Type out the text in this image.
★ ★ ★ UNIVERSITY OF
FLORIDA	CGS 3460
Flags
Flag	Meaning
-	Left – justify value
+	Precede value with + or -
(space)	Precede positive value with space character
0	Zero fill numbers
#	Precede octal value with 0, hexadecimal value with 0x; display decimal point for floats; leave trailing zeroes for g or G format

--------

» **Work required**
Using the entries above, please restate each one word for word.

» **Result of the task**
Type out the text in this image.
★ ★ ★ UNIVERSITY OF
FLORIDA	CGS 3460
Flags
Flag	Meaning
-	Left – justify value
+	Precede value with + or -
(space)	Precede positive value with space character
0	Zero fill numbers
#	Precede octal value with 0, hexadecimal value with 0x; display decimal point for floats; leave trailing zeroes for g or G format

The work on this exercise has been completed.